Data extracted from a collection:
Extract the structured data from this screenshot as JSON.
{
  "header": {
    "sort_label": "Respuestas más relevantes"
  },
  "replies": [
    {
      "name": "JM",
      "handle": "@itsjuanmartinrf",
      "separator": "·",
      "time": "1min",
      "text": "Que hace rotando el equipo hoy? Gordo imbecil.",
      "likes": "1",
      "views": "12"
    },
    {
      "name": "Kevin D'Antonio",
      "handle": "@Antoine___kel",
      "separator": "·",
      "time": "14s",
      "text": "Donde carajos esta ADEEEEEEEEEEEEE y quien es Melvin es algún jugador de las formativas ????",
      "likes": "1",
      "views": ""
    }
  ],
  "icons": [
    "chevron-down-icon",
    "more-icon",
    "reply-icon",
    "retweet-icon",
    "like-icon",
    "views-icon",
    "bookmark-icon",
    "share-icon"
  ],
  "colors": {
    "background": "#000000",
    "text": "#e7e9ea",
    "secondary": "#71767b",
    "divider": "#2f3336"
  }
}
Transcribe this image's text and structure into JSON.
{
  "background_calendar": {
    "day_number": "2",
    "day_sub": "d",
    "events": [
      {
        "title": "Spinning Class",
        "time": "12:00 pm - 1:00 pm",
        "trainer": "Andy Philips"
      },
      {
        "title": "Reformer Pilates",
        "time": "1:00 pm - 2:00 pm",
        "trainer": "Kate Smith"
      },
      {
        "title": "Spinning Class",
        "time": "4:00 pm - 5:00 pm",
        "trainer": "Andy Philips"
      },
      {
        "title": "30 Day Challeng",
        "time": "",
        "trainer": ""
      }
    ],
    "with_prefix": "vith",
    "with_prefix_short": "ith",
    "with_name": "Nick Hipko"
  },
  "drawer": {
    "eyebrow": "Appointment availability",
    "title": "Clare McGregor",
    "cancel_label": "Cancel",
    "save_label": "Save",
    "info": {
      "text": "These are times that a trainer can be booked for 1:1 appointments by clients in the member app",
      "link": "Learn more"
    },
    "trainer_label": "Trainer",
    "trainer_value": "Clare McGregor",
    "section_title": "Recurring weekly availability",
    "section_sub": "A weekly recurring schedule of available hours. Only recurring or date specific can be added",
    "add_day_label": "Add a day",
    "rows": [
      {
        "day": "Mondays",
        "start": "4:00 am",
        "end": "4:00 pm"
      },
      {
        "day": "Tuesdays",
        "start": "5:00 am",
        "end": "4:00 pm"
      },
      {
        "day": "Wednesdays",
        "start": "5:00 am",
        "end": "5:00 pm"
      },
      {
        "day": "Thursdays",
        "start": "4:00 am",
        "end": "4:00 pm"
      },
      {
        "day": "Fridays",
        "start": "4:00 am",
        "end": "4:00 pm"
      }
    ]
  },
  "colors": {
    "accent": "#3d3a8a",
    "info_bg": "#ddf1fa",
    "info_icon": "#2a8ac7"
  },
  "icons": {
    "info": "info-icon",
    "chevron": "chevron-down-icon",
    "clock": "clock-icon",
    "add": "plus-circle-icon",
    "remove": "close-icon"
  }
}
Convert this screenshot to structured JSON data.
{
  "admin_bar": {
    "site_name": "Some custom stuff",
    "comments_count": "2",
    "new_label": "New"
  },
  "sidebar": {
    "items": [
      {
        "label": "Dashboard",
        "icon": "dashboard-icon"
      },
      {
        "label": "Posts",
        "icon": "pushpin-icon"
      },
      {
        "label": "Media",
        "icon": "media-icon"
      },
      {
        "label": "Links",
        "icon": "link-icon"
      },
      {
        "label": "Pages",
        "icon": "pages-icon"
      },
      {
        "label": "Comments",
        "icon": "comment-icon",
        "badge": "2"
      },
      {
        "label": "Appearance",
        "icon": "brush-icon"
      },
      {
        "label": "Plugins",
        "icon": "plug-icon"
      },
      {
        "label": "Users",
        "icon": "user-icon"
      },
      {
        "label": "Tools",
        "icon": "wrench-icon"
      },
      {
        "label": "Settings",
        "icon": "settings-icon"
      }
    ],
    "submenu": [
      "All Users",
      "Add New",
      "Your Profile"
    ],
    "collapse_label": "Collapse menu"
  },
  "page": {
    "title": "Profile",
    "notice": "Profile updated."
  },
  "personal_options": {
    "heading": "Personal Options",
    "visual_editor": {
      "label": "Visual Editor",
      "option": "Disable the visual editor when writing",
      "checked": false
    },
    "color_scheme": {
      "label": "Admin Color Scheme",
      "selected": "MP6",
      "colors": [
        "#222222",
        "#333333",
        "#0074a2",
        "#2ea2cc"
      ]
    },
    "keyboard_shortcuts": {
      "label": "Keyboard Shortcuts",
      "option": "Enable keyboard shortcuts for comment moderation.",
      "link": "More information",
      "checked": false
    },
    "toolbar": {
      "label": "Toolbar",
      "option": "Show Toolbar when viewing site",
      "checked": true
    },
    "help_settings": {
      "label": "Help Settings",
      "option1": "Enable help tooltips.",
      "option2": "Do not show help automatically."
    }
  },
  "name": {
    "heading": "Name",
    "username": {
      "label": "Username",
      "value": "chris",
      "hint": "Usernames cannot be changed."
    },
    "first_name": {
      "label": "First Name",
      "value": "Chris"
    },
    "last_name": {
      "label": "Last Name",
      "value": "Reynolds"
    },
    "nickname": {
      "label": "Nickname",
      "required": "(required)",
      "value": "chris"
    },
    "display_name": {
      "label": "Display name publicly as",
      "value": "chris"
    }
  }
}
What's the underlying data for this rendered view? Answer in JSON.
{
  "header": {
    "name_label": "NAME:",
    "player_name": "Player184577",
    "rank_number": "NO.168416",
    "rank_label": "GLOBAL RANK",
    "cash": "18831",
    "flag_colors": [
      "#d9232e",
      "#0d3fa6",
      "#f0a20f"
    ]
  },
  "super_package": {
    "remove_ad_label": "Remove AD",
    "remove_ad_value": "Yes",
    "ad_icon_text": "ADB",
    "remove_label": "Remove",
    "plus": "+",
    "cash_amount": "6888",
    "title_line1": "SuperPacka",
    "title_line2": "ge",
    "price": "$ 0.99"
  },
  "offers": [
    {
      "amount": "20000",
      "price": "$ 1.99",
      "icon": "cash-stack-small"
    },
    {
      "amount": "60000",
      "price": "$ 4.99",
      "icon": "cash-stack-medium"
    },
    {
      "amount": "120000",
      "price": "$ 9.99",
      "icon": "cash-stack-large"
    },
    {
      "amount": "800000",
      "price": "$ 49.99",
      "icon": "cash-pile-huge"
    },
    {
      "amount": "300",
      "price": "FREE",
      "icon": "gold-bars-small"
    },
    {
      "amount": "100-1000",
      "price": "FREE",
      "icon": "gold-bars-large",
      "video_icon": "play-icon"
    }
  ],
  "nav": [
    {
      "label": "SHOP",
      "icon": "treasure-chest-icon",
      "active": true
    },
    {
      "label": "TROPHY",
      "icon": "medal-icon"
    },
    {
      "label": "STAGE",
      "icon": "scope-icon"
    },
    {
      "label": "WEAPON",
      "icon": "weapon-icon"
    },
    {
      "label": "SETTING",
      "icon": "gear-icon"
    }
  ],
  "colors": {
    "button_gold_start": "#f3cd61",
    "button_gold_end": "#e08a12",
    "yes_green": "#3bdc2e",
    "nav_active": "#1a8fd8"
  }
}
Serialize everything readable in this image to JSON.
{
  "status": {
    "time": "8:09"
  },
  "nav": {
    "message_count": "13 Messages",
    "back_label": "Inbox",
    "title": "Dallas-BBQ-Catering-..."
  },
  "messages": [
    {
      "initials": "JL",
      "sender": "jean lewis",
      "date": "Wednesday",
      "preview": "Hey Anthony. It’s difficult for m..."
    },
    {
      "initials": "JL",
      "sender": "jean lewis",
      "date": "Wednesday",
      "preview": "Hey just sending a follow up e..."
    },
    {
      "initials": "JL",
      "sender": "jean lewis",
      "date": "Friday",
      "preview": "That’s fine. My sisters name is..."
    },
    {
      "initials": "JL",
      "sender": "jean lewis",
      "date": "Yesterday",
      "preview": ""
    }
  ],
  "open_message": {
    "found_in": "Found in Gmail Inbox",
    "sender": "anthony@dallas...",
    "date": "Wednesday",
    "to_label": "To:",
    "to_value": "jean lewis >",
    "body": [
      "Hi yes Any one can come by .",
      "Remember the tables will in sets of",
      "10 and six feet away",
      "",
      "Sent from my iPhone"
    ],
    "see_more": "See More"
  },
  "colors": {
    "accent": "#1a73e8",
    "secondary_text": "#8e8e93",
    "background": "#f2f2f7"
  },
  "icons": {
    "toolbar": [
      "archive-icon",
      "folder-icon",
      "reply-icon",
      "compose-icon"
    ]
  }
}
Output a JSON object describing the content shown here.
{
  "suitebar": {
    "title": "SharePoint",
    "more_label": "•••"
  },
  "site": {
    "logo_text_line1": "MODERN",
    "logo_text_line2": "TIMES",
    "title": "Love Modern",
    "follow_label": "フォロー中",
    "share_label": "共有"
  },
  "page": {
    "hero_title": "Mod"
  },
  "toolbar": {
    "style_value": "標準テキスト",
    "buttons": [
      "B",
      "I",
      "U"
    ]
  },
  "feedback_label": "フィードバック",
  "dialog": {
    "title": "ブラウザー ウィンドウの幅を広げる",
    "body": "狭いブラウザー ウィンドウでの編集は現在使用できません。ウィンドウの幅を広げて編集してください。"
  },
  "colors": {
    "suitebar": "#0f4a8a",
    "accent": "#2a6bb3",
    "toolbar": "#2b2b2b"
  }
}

OBJECTIVE>
Among the entries, how many lines contain the string "preview"? Give the number without anything else.

SOLUTION TO THIS TASK>
4